WRITTEN EXERCISE: Copy out, character for character, everything in the items below from the line containing "Text: N: N <box>88 233 100 248</box>" down to the line containing "Text: O: O <box>218 48 229 62</box>", including both of those lines.

┌──

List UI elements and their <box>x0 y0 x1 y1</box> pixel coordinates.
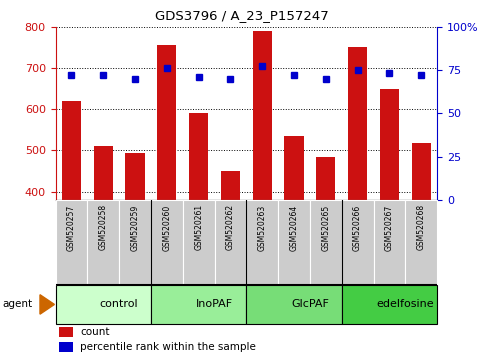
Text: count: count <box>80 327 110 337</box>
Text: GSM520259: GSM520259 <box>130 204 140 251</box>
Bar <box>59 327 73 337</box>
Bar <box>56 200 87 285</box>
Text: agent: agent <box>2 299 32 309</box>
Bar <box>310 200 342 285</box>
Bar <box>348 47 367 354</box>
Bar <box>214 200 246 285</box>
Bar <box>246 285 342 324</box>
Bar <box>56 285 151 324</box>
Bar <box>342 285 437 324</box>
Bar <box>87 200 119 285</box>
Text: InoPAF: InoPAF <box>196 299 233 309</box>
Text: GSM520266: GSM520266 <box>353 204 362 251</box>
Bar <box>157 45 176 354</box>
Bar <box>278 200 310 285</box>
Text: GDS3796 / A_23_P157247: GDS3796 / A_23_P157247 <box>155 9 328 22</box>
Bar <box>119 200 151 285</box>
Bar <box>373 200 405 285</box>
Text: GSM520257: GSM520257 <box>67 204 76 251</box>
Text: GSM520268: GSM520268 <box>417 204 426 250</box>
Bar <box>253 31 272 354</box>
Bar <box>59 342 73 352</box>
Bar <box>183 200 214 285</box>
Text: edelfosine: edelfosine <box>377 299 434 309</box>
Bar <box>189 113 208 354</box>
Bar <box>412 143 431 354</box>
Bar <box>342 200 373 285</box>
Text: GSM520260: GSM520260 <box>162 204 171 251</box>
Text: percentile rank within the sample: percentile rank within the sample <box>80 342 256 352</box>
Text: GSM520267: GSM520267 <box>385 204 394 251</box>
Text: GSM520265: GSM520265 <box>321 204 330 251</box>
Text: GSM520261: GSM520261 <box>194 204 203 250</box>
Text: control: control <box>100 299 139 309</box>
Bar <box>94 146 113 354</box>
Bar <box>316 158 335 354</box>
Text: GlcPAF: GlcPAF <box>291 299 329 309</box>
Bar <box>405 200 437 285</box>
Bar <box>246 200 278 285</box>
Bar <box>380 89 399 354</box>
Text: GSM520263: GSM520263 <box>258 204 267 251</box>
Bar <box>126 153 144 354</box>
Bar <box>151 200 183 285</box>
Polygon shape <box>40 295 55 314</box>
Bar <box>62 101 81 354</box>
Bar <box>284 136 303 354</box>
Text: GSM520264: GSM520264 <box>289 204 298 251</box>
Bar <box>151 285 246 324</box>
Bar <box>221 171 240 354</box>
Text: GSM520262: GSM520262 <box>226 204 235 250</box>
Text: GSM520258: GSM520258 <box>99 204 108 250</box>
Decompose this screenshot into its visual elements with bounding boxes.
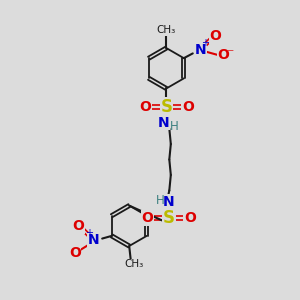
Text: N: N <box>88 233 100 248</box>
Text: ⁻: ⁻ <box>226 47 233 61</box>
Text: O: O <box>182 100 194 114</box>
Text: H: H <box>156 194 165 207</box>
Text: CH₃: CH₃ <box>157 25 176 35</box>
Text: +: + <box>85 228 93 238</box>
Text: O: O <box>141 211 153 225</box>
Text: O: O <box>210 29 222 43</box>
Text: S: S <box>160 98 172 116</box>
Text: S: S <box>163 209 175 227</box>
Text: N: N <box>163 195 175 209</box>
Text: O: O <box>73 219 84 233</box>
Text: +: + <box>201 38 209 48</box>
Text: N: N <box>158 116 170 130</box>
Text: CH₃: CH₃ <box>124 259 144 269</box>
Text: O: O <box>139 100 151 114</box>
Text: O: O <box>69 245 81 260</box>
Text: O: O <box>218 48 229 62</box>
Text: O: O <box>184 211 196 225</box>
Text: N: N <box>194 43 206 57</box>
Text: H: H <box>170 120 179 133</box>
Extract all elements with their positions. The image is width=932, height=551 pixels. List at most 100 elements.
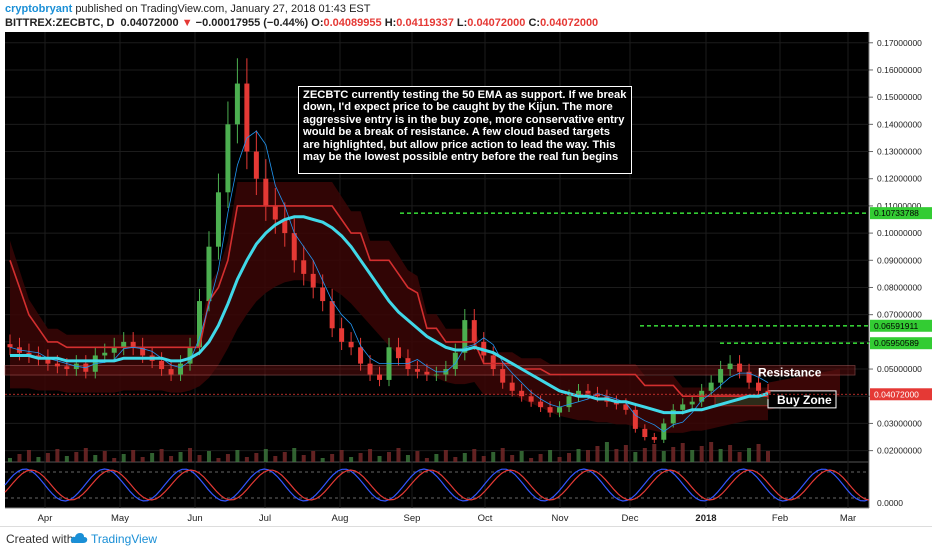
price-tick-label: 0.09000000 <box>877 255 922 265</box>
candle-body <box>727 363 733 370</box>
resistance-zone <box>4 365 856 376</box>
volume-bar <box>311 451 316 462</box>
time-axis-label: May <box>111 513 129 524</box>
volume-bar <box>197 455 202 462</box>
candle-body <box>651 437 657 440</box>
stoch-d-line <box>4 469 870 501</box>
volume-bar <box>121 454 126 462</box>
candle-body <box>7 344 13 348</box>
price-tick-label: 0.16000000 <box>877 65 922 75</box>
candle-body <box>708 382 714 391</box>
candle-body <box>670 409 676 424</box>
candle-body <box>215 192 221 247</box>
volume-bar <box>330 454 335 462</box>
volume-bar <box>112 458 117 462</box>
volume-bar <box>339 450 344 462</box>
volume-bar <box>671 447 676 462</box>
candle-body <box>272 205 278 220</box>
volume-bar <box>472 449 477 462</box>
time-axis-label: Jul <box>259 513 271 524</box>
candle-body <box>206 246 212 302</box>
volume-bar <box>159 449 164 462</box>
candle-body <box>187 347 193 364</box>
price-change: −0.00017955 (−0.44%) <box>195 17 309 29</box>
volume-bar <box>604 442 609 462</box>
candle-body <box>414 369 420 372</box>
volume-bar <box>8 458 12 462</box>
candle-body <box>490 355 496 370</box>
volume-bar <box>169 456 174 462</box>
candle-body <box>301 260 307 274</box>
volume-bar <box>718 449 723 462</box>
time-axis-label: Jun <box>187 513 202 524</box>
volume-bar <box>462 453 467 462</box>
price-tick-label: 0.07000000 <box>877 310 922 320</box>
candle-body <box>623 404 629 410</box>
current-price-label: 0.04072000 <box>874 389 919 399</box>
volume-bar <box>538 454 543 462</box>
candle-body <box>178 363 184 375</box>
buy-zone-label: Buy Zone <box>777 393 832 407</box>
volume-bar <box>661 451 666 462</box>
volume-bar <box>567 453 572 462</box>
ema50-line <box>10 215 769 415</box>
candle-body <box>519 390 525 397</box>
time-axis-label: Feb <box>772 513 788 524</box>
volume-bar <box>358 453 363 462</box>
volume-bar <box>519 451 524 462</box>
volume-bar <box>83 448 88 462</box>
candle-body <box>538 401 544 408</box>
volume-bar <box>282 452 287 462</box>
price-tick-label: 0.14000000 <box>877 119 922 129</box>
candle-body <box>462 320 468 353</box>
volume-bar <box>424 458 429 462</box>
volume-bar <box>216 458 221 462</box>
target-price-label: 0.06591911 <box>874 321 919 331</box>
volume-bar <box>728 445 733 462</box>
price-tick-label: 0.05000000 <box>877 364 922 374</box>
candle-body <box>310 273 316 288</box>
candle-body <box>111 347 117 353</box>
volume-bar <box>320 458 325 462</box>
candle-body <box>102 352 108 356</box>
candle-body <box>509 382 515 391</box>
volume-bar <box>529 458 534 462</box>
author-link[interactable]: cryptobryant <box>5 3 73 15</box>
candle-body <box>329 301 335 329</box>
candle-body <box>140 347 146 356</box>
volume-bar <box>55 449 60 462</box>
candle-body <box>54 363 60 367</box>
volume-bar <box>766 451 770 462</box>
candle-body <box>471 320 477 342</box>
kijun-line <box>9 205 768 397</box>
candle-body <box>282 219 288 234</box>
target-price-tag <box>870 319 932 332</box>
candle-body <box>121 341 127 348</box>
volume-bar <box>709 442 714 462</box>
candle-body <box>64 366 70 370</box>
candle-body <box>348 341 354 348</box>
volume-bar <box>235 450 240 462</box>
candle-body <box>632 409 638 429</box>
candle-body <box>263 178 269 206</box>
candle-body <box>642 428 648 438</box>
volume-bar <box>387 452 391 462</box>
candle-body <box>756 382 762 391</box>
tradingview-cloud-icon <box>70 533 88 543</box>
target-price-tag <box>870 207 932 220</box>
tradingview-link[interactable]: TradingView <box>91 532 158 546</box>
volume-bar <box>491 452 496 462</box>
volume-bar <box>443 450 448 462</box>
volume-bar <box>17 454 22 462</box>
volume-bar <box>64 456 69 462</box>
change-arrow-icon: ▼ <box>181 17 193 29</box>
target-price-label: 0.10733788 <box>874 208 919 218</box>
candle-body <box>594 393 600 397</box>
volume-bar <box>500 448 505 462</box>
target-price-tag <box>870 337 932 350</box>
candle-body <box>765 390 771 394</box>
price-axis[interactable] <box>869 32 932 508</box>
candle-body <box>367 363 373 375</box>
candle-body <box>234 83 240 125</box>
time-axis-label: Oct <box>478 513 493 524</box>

└──

THE ANSWER:
Text: N: N <box>88 233 100 248</box>
Text: ⁻: ⁻ <box>226 47 233 61</box>
Text: O: O <box>182 100 194 114</box>
Text: H: H <box>156 194 165 207</box>
Text: CH₃: CH₃ <box>157 25 176 35</box>
Text: +: + <box>85 228 93 238</box>
Text: O: O <box>141 211 153 225</box>
Text: O: O <box>210 29 222 43</box>
Text: S: S <box>160 98 172 116</box>
Text: S: S <box>163 209 175 227</box>
Text: N: N <box>163 195 175 209</box>
Text: O: O <box>73 219 84 233</box>
Text: +: + <box>201 38 209 48</box>
Text: N: N <box>158 116 170 130</box>
Text: CH₃: CH₃ <box>124 259 144 269</box>
Text: O: O <box>139 100 151 114</box>
Text: O: O <box>69 245 81 260</box>
Text: O: O <box>218 48 229 62</box>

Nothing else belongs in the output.